(SET PROBLEM 1) Convert the entries from the line holding "toc-entry-page: 171 — [1022, 853, 1058, 875]" through the line holding "108, 961, 128]", inclusive, into a JSON list of strings with one string per line, skipping blank lines.

(PASSAGE SHOWN)
=====

My greatest contribution as an interior designer has been to show people how to use bold color mixtures, how to use patterned carpets, how to light rooms, and how to mix old with new.
— David Hicks in "David Hicks on Living—with
Taste" (1968)
David Nightingale Hicks was born at Coggeshall, Essex, the
son of stockbroker Herbert Hicks and Iris Elsie (née Platten). He attended
Charterhouse School and graduated from the Central School of Arts and Crafts.
After a brief period of National Service in the British
army, Hicks began work drawing cereal boxes for J. Walter Thompson, the
advertising agency. His career as designer-decorator was launched to
media-acclaim in 1954 when the British magazine House & Garden featured the
London house he decorated (at 22 South Eaton Place) for his mother and himself.
An early introduction by Fiona Lonsdale, wife of banker
Norman Lonsdale, to Peter Evans initiated business partnership in London as the
pair, now joined by architect Patrick Garnett, set about designing, building
and decorating a restaurant chain (Peter Evans Eating Houses) in London's
"hotspots", such as Chelsea and Soho.
Evans said of Hicks:
"[He] was without a doubt a genius. He would walk into
the most shambolic of spaces that I had decided would be a restaurant, a pub or
a nightclub and, lighting up a cigarette, would be out of the place within ten
minutes, having decided what atmosphere it would generate because of what it
would look like. He always got it spot on.”
Hicks and the architectural practice Garnett Cloughley
Blakemore (GCB) collaborated on a series of private commissions, including a
house on Park Lane for Lord and Lady Londonderry and an apartment for Hicks's
brother-in-law, film producer Lord Brabourne. The firm also worked on a new
house in London for Hicks's father-in-law, Earl Mountbatten. GBC achieved
international recognition when it refurbished the George V Hotel in Paris for
the Trust House Forte group. Stanley Kubrick's 1971 film A Clockwork Orange
featured GCB's Chelsea Drugstore.

=====

(SET PROBLEM 2) In the passage on David Hicks, reproduce the part between "After a brief" and "mother and himself.", inclusive, changing "cereal boxes" to "soap packaging".

Data listing
=====

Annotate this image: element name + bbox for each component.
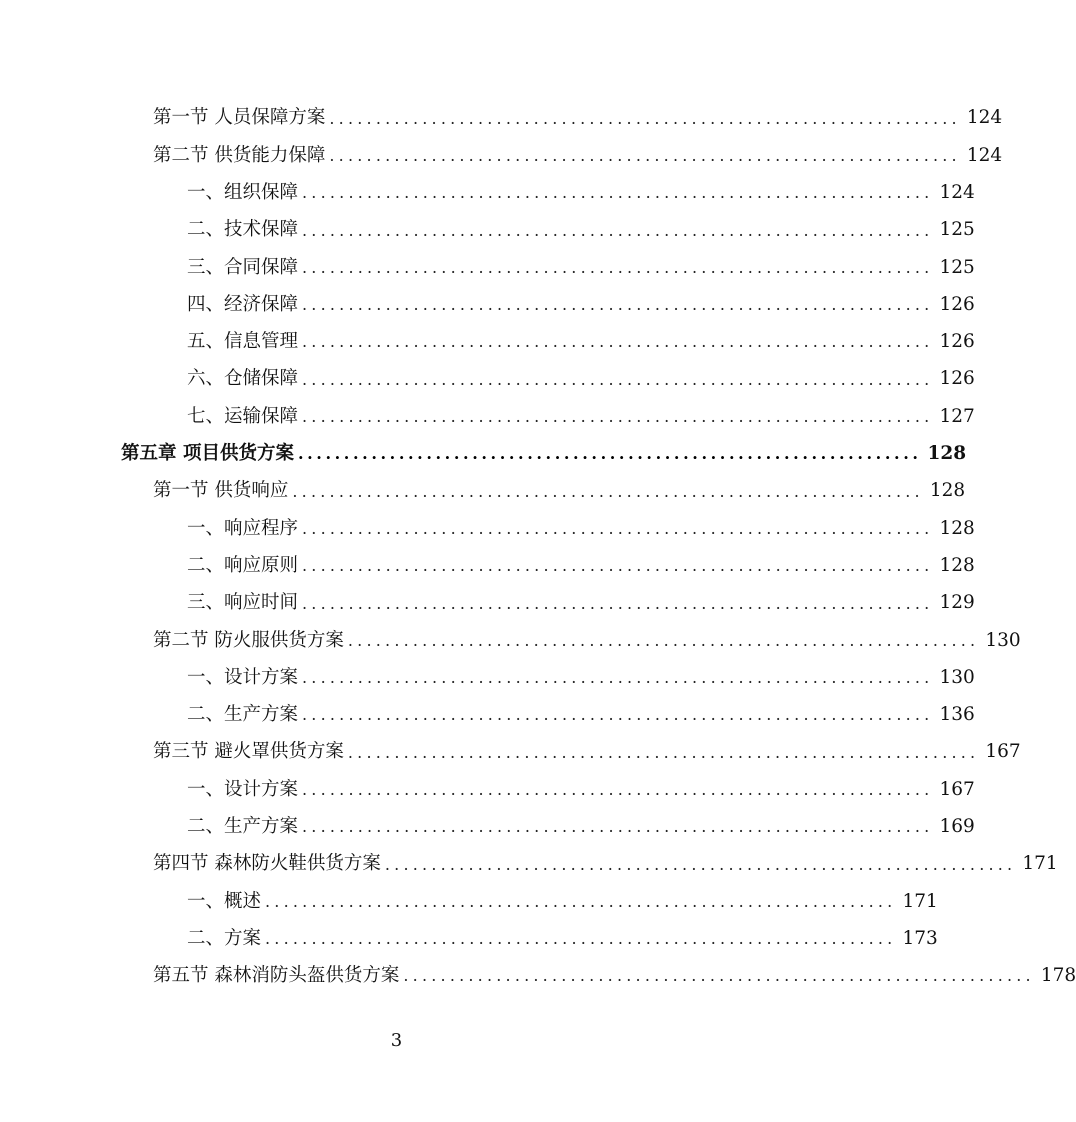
toc-entry-page: 171 — [1022, 853, 1058, 875]
toc-entry-label: 第二节 供货能力保障 — [153, 144, 326, 166]
toc-entry-page: 129 — [939, 592, 975, 614]
toc-entry-label: 七、运输保障 — [187, 405, 299, 427]
toc-entry-label: 第三节 避火罩供货方案 — [153, 741, 344, 763]
dot-leader: .................................................................... — [297, 444, 922, 464]
toc-entry-label: 第五章 项目供货方案 — [121, 443, 294, 465]
toc-entry[interactable] — [0, 137, 1003, 174]
toc-entry[interactable] — [0, 809, 975, 846]
toc-entry-page: 126 — [939, 293, 975, 315]
toc-entry-page: 128 — [927, 443, 967, 465]
toc-entry-label: 二、方案 — [187, 927, 262, 949]
table-of-contents — [0, 100, 1076, 995]
toc-entry-label: 一、设计方案 — [187, 778, 299, 800]
toc-entry[interactable] — [0, 771, 975, 808]
toc-entry-label: 一、响应程序 — [187, 517, 299, 539]
toc-entry-label: 二、技术保障 — [187, 219, 299, 241]
dot-leader: .................................................................... — [403, 966, 1035, 986]
toc-entry[interactable] — [0, 548, 975, 585]
toc-entry[interactable] — [0, 622, 1021, 659]
toc-entry-label: 一、设计方案 — [187, 666, 299, 688]
toc-entry-label: 五、信息管理 — [187, 331, 299, 353]
toc-entry[interactable] — [0, 697, 975, 734]
dot-leader: .................................................................... — [292, 481, 924, 501]
toc-entry[interactable] — [0, 659, 975, 696]
toc-entry[interactable] — [0, 883, 938, 920]
toc-entry-page: 126 — [939, 331, 975, 353]
toc-entry-page: 124 — [939, 181, 975, 203]
toc-entry[interactable] — [0, 921, 938, 958]
toc-entry[interactable] — [0, 473, 966, 510]
toc-entry[interactable] — [0, 249, 975, 286]
dot-leader: .................................................................... — [265, 891, 897, 911]
toc-entry-page: 136 — [939, 704, 975, 726]
toc-entry[interactable] — [0, 958, 1076, 995]
dot-leader: .................................................................... — [329, 108, 961, 128]
toc-entry-label: 四、经济保障 — [187, 293, 299, 315]
toc-entry-page: 125 — [939, 219, 975, 241]
dot-leader: .................................................................... — [302, 369, 934, 389]
toc-entry[interactable] — [0, 585, 975, 622]
dot-leader: .................................................................... — [302, 295, 934, 315]
toc-entry-page: 178 — [1040, 965, 1076, 987]
toc-entry-page: 128 — [929, 480, 966, 502]
toc-entry-page: 171 — [902, 890, 938, 912]
dot-leader: .................................................................... — [384, 854, 1017, 874]
toc-entry-label: 第四节 森林防火鞋供货方案 — [153, 853, 381, 875]
toc-entry-label: 三、响应时间 — [187, 592, 299, 614]
dot-leader: .................................................................... — [302, 183, 934, 203]
toc-entry-page: 128 — [939, 554, 975, 576]
toc-entry-label: 六、仓储保障 — [187, 368, 299, 390]
dot-leader: .................................................................... — [302, 817, 934, 837]
dot-leader: .................................................................... — [302, 220, 934, 240]
dot-leader: .................................................................... — [265, 929, 897, 949]
toc-entry[interactable] — [0, 212, 975, 249]
dot-leader: .................................................................... — [302, 668, 934, 688]
dot-leader: .................................................................... — [347, 630, 980, 650]
toc-entry[interactable] — [0, 846, 1058, 883]
toc-entry-label: 二、生产方案 — [187, 816, 299, 838]
toc-entry-label: 第二节 防火服供货方案 — [153, 629, 344, 651]
toc-entry-label: 一、概述 — [187, 890, 262, 912]
page-number: 3 — [390, 1030, 403, 1051]
toc-entry-label: 一、组织保障 — [187, 181, 299, 203]
toc-entry-page: 124 — [966, 107, 1003, 129]
dot-leader: .................................................................... — [302, 518, 934, 538]
toc-entry[interactable] — [0, 398, 975, 435]
toc-entry-label: 三、合同保障 — [187, 256, 299, 278]
dot-leader: .................................................................... — [302, 705, 934, 725]
toc-entry-page: 167 — [939, 778, 975, 800]
dot-leader: .................................................................... — [302, 556, 934, 576]
toc-entry[interactable] — [0, 734, 1021, 771]
toc-entry[interactable] — [0, 175, 975, 212]
toc-entry-page: 130 — [939, 666, 975, 688]
dot-leader: .................................................................... — [347, 742, 980, 762]
dot-leader: .................................................................... — [302, 332, 934, 352]
toc-chapter-entry[interactable] — [0, 436, 967, 473]
toc-entry-page: 169 — [939, 816, 975, 838]
toc-entry[interactable] — [0, 286, 975, 323]
toc-entry-page: 124 — [966, 144, 1003, 166]
toc-entry-page: 173 — [902, 927, 938, 949]
toc-entry-page: 127 — [939, 405, 975, 427]
dot-leader: .................................................................... — [302, 779, 934, 799]
toc-entry-page: 126 — [939, 368, 975, 390]
toc-entry-page: 167 — [985, 741, 1021, 763]
toc-entry[interactable] — [0, 361, 975, 398]
toc-entry[interactable] — [0, 324, 975, 361]
dot-leader: .................................................................... — [302, 593, 934, 613]
toc-entry-page: 130 — [985, 629, 1021, 651]
toc-entry-label: 二、生产方案 — [187, 704, 299, 726]
dot-leader: .................................................................... — [329, 145, 961, 165]
toc-entry-label: 第五节 森林消防头盔供货方案 — [153, 965, 400, 987]
toc-entry-label: 第一节 供货响应 — [153, 480, 289, 502]
toc-entry[interactable] — [0, 100, 1003, 137]
toc-entry[interactable] — [0, 510, 975, 547]
toc-entry-page: 125 — [939, 256, 975, 278]
dot-leader: .................................................................... — [302, 407, 934, 427]
dot-leader: .................................................................... — [302, 257, 934, 277]
toc-entry-label: 第一节 人员保障方案 — [153, 107, 326, 129]
toc-entry-label: 二、响应原则 — [187, 554, 299, 576]
toc-entry-page: 128 — [939, 517, 975, 539]
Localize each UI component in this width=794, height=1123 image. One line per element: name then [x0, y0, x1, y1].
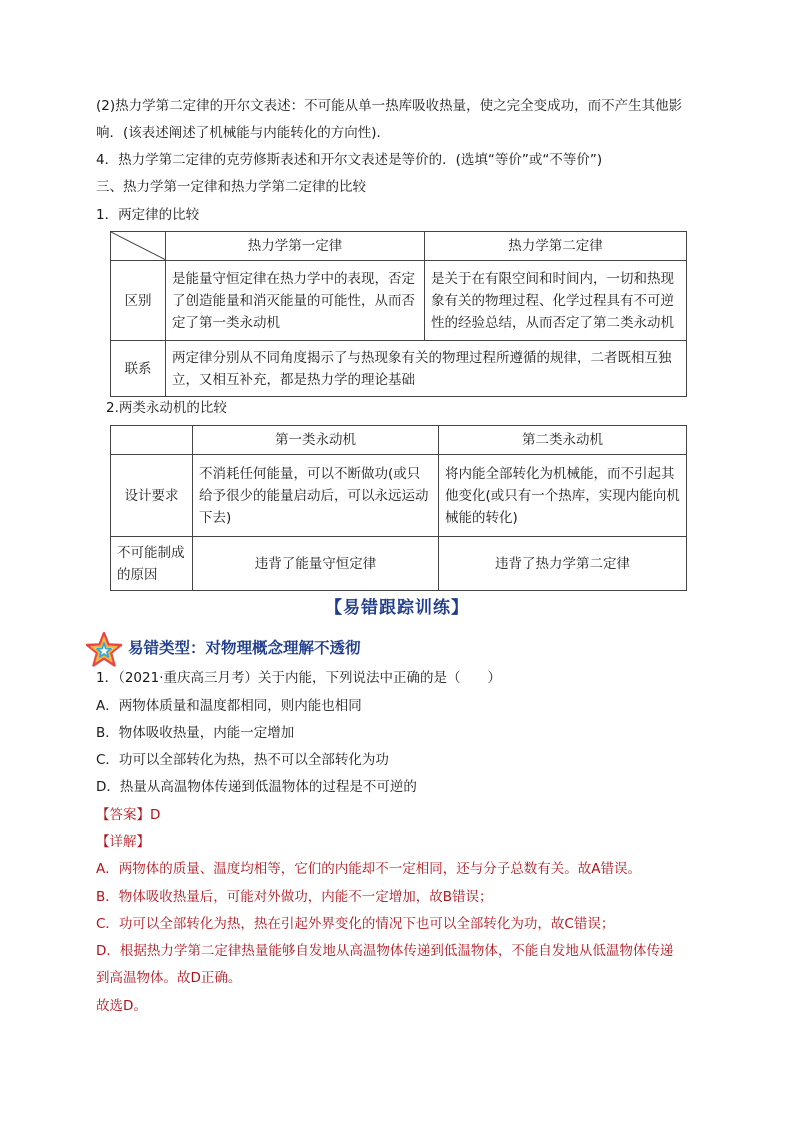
table2-design-first-kind: 不消耗任何能量，可以不断做功(或只给予很少的能量启动后，可以永远运动下去) — [193, 455, 439, 537]
table1-header-second-law: 热力学第二定律 — [425, 232, 687, 261]
diagonal-line — [111, 232, 166, 260]
table2-row-design-label: 设计要求 — [111, 455, 193, 537]
table1-difference-second-law: 是关于在有限空间和时间内，一切和热现象有关的物理过程、化学过程具有不可逆性的经验总结，从而否定了第二类永动机 — [425, 261, 687, 341]
detail-line-d: D．根据热力学第二定律热量能够自发地从高温物体传递到低温物体，不能自发地从低温物体传递 — [96, 943, 674, 959]
laws-comparison-table — [110, 231, 687, 397]
intro-line-4: 三、热力学第一定律和热力学第二定律的比较 — [96, 179, 366, 195]
table1-difference-first-law: 是能量守恒定律在热力学中的表现，否定了创造能量和消灭能量的可能性，从而否定了第一类永动机 — [166, 261, 425, 341]
answer-value: D — [150, 807, 161, 823]
rainbow-star-icon — [84, 630, 124, 670]
table2-header-first-kind: 第一类永动机 — [193, 426, 439, 455]
answer-label: 【答案】 — [96, 807, 150, 823]
detail-line-d-cont: 到高温物体。故D正确。 — [96, 970, 242, 986]
table2-reason-first-kind: 违背了能量守恒定律 — [193, 537, 439, 591]
answer-line — [96, 805, 700, 825]
table2-row-reason-label: 不可能制成的原因 — [111, 537, 193, 591]
table1-relation-text: 两定律分别从不同角度揭示了与热现象有关的物理过程所遵循的规律，二者既相互独立，又相互补充，都是热力学的理论基础 — [166, 341, 687, 397]
intro-line-2: 响．(该表述阐述了机械能与内能转化的方向性)． — [96, 125, 391, 141]
detail-line-b: B．物体吸收热量后，可能对外做功，内能不一定增加，故B错误； — [96, 889, 493, 905]
question-option-b: B．物体吸收热量，内能一定增加 — [96, 725, 295, 741]
question-stem: 1．（2021·重庆高三月考）关于内能，下列说法中正确的是（ ） — [96, 670, 501, 686]
table2-design-second-kind: 将内能全部转化为机械能，而不引起其他变化(或只有一个热库，实现内能向机械能的转化) — [439, 455, 687, 537]
intro-line-3: 4．热力学第二定律的克劳修斯表述和开尔文表述是等价的．(选填“等价”或“不等价”) — [96, 152, 603, 168]
intro-line-1: (2)热力学第二定律的开尔文表述：不可能从单一热库吸收热量，使之完全变成功，而不产生其他影 — [96, 98, 683, 114]
diagonal-header-cell — [111, 232, 166, 261]
detail-label: 【详解】 — [96, 834, 150, 850]
question-option-c: C．功可以全部转化为热，热不可以全部转化为功 — [96, 752, 389, 768]
table2-header-second-kind: 第二类永动机 — [439, 426, 687, 455]
section-title: 【易错跟踪训练】 — [325, 598, 469, 618]
table2-empty-corner — [111, 426, 193, 455]
perpetual-motion-table — [110, 425, 687, 591]
table2-reason-second-kind: 违背了热力学第二定律 — [439, 537, 687, 591]
detail-line-a: A．两物体的质量、温度均相等，它们的内能却不一定相同，还与分子总数有关。故A错误。 — [96, 861, 641, 877]
question-option-d: D．热量从高温物体传递到低温物体的过程是不可逆的 — [96, 779, 417, 795]
table2-caption: 2.两类永动机的比较 — [106, 400, 227, 416]
detail-conclusion: 故选D。 — [96, 998, 147, 1014]
intro-line-5: 1．两定律的比较 — [96, 207, 200, 223]
table1-row-difference-label: 区别 — [111, 261, 166, 341]
table1-row-relation-label: 联系 — [111, 341, 166, 397]
question-option-a: A．两物体质量和温度都相同，则内能也相同 — [96, 698, 362, 714]
error-type-heading: 易错类型：对物理概念理解不透彻 — [128, 638, 361, 657]
table1-header-first-law: 热力学第一定律 — [166, 232, 425, 261]
detail-line-c: C．功可以全部转化为热，热在引起外界变化的情况下也可以全部转化为功，故C错误； — [96, 916, 615, 932]
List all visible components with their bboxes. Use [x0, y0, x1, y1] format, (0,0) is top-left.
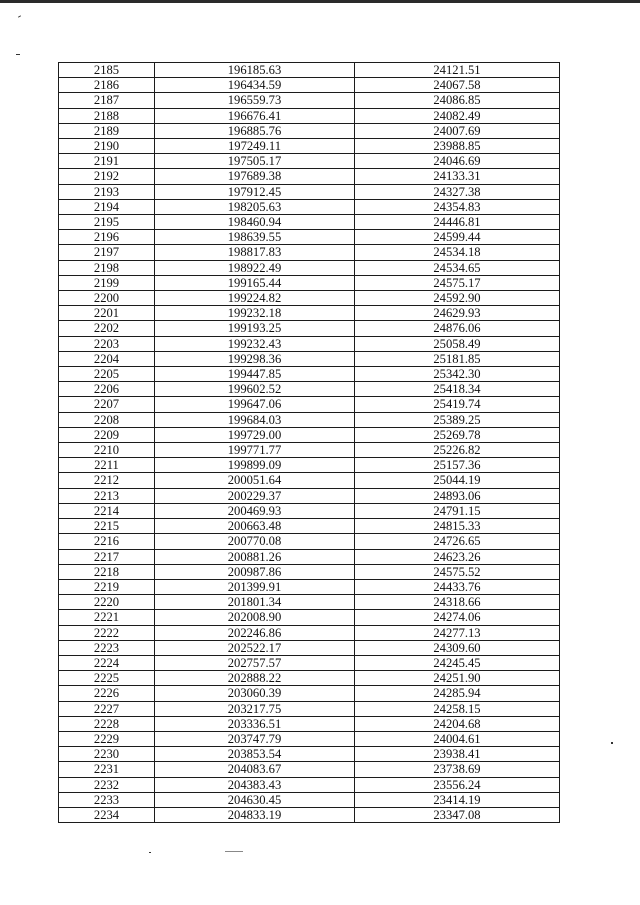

=====

(TASK RESPONSE 1)
[
  "toc-entry-page: 171 — [1022, 853, 1058, 875]",
  "toc-entry-label: 第二节 供货能力保障 — [153, 144, 326, 166]",
  "toc-entry-page: 129 — [939, 592, 975, 614]",
  "toc-entry-label: 七、运输保障 — [187, 405, 299, 427]",
  "toc-entry-label: 第三节 避火罩供货方案 — [153, 741, 344, 763]",
  "dot-leader: .................................................................... — [297, 444, 922, 464]",
  "toc-entry-label: 第五章 项目供货方案 — [121, 443, 294, 465]",
  "toc-entry[interactable] — [0, 137, 1003, 174]",
  "toc-entry[interactable] — [0, 809, 975, 846]",
  "toc-entry-page: 126 — [939, 293, 975, 315]",
  "toc-entry-page: 128 — [927, 443, 967, 465]",
  "toc-entry-label: 二、方案 — [187, 927, 262, 949]",
  "table-of-contents — [0, 100, 1076, 995]",
  "toc-entry-label: 一、设计方案 — [187, 778, 299, 800]",
  "toc-entry[interactable] — [0, 771, 975, 808]",
  "toc-entry-label: 一、响应程序 — [187, 517, 299, 539]",
  "toc-entry-label: 二、技术保障 — [187, 219, 299, 241]",
  "dot-leader: .................................................................... — [403, 966, 1035, 986]",
  "toc-entry[interactable] — [0, 548, 975, 585]",
  "toc-entry[interactable] — [0, 622, 1021, 659]",
  "toc-entry-label: 一、设计方案 — [187, 666, 299, 688]",
  "toc-entry-label: 五、信息管理 — [187, 331, 299, 353]",
  "toc-entry[interactable] — [0, 697, 975, 734]",
  "dot-leader: .................................................................... — [292, 481, 924, 501]",
  "toc-entry[interactable] — [0, 659, 975, 696]",
  "toc-entry[interactable] — [0, 883, 938, 920]",
  "toc-entry-page: 126 — [939, 331, 975, 353]",
  "toc-entry-page: 124 — [939, 181, 975, 203]",
  "toc-entry[interactable] — [0, 921, 938, 958]",
  "toc-entry[interactable] — [0, 473, 966, 510]",
  "toc-entry[interactable] — [0, 249, 975, 286]",
  "dot-leader: .................................................................... — [265, 891, 897, 911]",
  "toc-entry-page: 136 — [939, 704, 975, 726]",
  "toc-entry[interactable] — [0, 958, 1076, 995]",
  "dot-leader: .................................................................... — [329, 108, 961, 128]"
]

(TASK RESPONSE 2)
After a brief period of National Service in the British
army, Hicks began work drawing soap packaging for J. Walter Thompson, the
advertising agency. His career as designer-decorator was launched to
media-acclaim in 1954 when the British magazine House & Garden featured the
London house he decorated (at 22 South Eaton Place) for his mother and himself.